(Part of a data file)

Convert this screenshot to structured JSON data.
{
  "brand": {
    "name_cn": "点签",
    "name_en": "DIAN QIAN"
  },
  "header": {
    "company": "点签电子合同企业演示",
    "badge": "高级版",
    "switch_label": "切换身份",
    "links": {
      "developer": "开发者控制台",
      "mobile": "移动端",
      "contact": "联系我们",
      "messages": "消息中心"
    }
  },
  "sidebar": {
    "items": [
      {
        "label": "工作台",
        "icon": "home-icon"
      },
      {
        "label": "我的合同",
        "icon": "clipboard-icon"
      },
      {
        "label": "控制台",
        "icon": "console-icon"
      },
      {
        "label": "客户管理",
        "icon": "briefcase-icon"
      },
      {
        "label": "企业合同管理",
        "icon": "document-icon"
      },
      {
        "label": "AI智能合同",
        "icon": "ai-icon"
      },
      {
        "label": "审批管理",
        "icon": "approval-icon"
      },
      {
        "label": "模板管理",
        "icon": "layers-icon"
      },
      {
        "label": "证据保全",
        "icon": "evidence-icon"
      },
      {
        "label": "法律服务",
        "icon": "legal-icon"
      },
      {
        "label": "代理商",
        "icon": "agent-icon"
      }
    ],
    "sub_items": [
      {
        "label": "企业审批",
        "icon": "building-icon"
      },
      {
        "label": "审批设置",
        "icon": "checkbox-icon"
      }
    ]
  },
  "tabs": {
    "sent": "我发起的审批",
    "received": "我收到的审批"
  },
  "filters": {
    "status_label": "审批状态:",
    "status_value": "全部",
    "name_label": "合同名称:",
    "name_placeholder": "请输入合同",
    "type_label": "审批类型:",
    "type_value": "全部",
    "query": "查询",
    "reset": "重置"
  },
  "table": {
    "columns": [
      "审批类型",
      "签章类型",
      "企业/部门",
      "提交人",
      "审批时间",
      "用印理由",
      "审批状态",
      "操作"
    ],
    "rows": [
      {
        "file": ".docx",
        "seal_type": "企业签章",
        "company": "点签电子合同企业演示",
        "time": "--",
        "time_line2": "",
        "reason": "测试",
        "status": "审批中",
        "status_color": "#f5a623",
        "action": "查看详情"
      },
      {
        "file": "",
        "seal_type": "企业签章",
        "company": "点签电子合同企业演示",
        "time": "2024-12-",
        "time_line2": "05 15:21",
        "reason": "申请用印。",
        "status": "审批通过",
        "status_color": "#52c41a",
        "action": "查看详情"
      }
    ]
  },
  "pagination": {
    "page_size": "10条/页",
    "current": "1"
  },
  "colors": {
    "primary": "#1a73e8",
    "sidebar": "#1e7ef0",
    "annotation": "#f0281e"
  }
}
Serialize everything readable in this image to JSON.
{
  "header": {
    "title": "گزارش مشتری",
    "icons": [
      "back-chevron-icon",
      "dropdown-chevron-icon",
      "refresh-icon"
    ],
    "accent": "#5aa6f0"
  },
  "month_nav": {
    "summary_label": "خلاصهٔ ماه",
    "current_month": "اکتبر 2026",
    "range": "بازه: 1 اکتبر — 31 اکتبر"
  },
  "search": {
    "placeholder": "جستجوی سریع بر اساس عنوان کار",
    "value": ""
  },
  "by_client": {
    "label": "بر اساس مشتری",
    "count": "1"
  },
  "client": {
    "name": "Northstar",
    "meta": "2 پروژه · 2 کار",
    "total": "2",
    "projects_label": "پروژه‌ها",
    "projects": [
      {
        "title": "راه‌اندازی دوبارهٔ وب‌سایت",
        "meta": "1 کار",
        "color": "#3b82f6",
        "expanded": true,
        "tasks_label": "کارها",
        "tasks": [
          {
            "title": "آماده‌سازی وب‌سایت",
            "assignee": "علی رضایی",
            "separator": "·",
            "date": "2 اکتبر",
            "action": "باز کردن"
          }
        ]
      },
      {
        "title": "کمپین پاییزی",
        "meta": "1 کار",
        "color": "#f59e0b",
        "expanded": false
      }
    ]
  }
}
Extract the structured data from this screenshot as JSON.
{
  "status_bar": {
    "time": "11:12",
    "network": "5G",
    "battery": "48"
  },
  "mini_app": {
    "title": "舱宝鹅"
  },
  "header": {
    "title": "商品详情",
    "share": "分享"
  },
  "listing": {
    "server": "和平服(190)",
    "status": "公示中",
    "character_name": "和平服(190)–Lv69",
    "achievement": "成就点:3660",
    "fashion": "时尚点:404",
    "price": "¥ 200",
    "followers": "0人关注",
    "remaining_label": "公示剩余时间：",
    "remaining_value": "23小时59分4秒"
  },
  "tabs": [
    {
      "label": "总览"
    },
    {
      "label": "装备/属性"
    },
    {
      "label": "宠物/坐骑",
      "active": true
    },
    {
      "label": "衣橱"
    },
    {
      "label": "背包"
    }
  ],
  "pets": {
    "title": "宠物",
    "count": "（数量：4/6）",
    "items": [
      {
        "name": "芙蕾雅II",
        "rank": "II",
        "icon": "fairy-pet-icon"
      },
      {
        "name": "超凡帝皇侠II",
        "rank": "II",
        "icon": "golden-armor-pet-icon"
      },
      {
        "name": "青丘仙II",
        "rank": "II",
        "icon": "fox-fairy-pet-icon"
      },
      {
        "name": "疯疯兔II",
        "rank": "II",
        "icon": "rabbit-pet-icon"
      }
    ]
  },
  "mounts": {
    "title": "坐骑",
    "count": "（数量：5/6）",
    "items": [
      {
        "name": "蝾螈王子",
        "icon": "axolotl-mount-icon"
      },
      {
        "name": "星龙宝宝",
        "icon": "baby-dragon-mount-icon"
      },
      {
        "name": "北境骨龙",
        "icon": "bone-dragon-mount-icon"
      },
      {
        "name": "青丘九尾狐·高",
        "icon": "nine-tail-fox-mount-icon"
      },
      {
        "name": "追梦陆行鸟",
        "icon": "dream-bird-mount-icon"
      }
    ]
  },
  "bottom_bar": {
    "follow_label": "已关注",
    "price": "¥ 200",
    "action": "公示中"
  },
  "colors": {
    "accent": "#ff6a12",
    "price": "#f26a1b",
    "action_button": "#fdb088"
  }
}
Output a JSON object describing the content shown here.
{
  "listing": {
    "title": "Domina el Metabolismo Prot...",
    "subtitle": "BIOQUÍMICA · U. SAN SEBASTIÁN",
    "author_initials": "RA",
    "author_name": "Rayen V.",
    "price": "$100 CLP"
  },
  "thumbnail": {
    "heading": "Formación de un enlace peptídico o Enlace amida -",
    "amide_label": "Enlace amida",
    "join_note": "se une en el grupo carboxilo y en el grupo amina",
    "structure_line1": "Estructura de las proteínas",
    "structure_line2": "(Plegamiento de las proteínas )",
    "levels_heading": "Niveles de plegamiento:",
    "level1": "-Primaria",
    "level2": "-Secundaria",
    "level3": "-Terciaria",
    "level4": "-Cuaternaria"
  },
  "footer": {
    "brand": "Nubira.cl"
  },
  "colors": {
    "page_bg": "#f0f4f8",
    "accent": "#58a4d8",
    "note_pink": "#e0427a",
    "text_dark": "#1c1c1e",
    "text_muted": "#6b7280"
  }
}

§ EXERCISE PROMPT: Extract each line from the entries above that contains the string "amida".

§ SOLUTION TO THIS TASK:
    "heading": "Formación de un enlace peptídico o Enlace amida -",
    "amide_label": "Enlace amida",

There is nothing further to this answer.